# PROVIDED ENTRIES
*-*-*
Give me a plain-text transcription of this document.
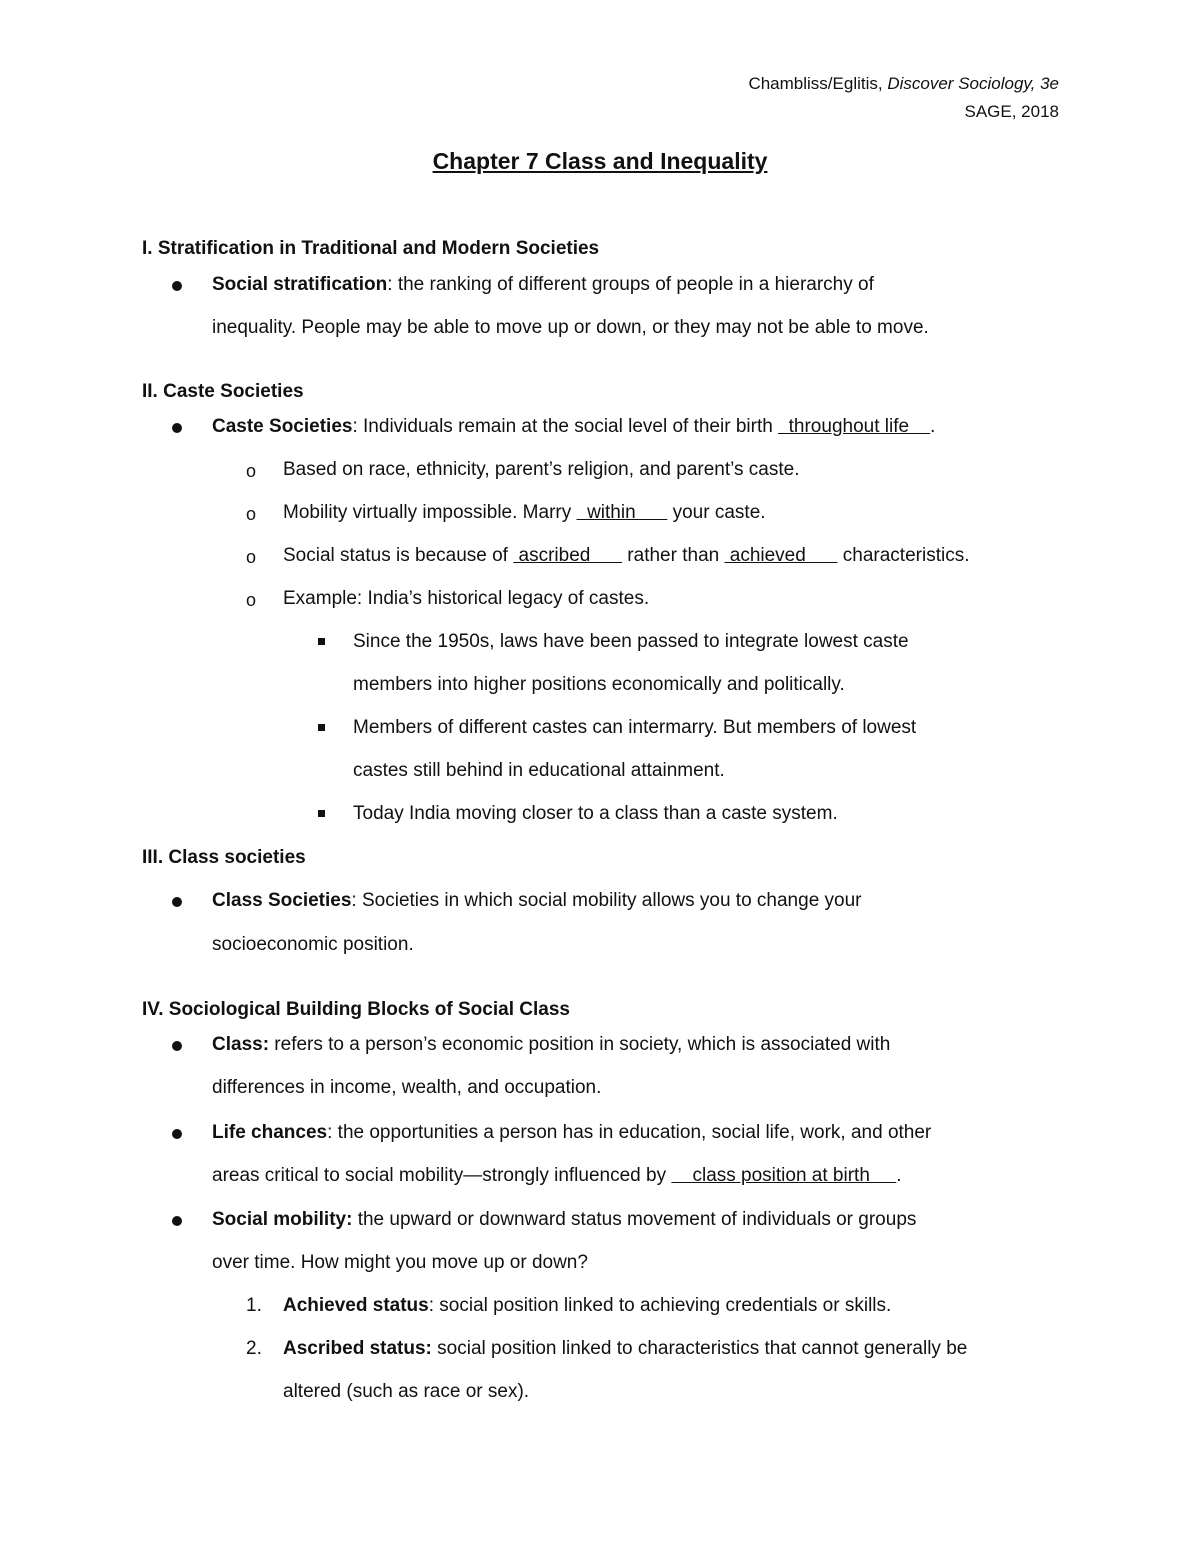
Chambliss/Eglitis, Discover Sociology, 3e
SAGE, 2018
Chapter 7 Class and Inequality
I. Stratification in Traditional and Modern Societies
Social stratification: the ranking of different groups of people in a hierarchy of
inequality. People may be able to move up or down, or they may not be able to move.
II. Caste Societies
Caste Societies: Individuals remain at the social level of their birth   throughout life    .
o Based on race, ethnicity, parent’s religion, and parent’s caste.
o Mobility virtually impossible. Marry   within       your caste.
o Social status is because of  ascribed       rather than  achieved       characteristics.
o Example: India’s historical legacy of castes.
Since the 1950s, laws have been passed to integrate lowest caste
members into higher positions economically and politically.
Members of different castes can intermarry. But members of lowest
castes still behind in educational attainment.
Today India moving closer to a class than a caste system.
III. Class societies
Class Societies: Societies in which social mobility allows you to change your
socioeconomic position.
IV. Sociological Building Blocks of Social Class
Class: refers to a person’s economic position in society, which is associated with
differences in income, wealth, and occupation.
Life chances: the opportunities a person has in education, social life, work, and other
areas critical to social mobility—strongly influenced by     class position at birth     .
Social mobility: the upward or downward status movement of individuals or groups
over time. How might you move up or down?
1. Achieved status: social position linked to achieving credentials or skills.
2. Ascribed status: social position linked to characteristics that cannot generally be
altered (such as race or sex).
*-*-*
# DIRECTIONS
Leave out the pictures and print every line of the data exactly.

# RESPONSE FOR THIS EXERCISE
Give me a plain-text transcription of this document.
Chambliss/Eglitis, Discover Sociology, 3e
SAGE, 2018
Chapter 7 Class and Inequality
I. Stratification in Traditional and Modern Societies
Social stratification: the ranking of different groups of people in a hierarchy of
inequality. People may be able to move up or down, or they may not be able to move.
II. Caste Societies
Caste Societies: Individuals remain at the social level of their birth   throughout life    .
o Based on race, ethnicity, parent’s religion, and parent’s caste.
o Mobility virtually impossible. Marry   within       your caste.
o Social status is because of  ascribed       rather than  achieved       characteristics.
o Example: India’s historical legacy of castes.
Since the 1950s, laws have been passed to integrate lowest caste
members into higher positions economically and politically.
Members of different castes can intermarry. But members of lowest
castes still behind in educational attainment.
Today India moving closer to a class than a caste system.
III. Class societies
Class Societies: Societies in which social mobility allows you to change your
socioeconomic position.
IV. Sociological Building Blocks of Social Class
Class: refers to a person’s economic position in society, which is associated with
differences in income, wealth, and occupation.
Life chances: the opportunities a person has in education, social life, work, and other
areas critical to social mobility—strongly influenced by     class position at birth     .
Social mobility: the upward or downward status movement of individuals or groups
over time. How might you move up or down?
1. Achieved status: social position linked to achieving credentials or skills.
2. Ascribed status: social position linked to characteristics that cannot generally be
altered (such as race or sex).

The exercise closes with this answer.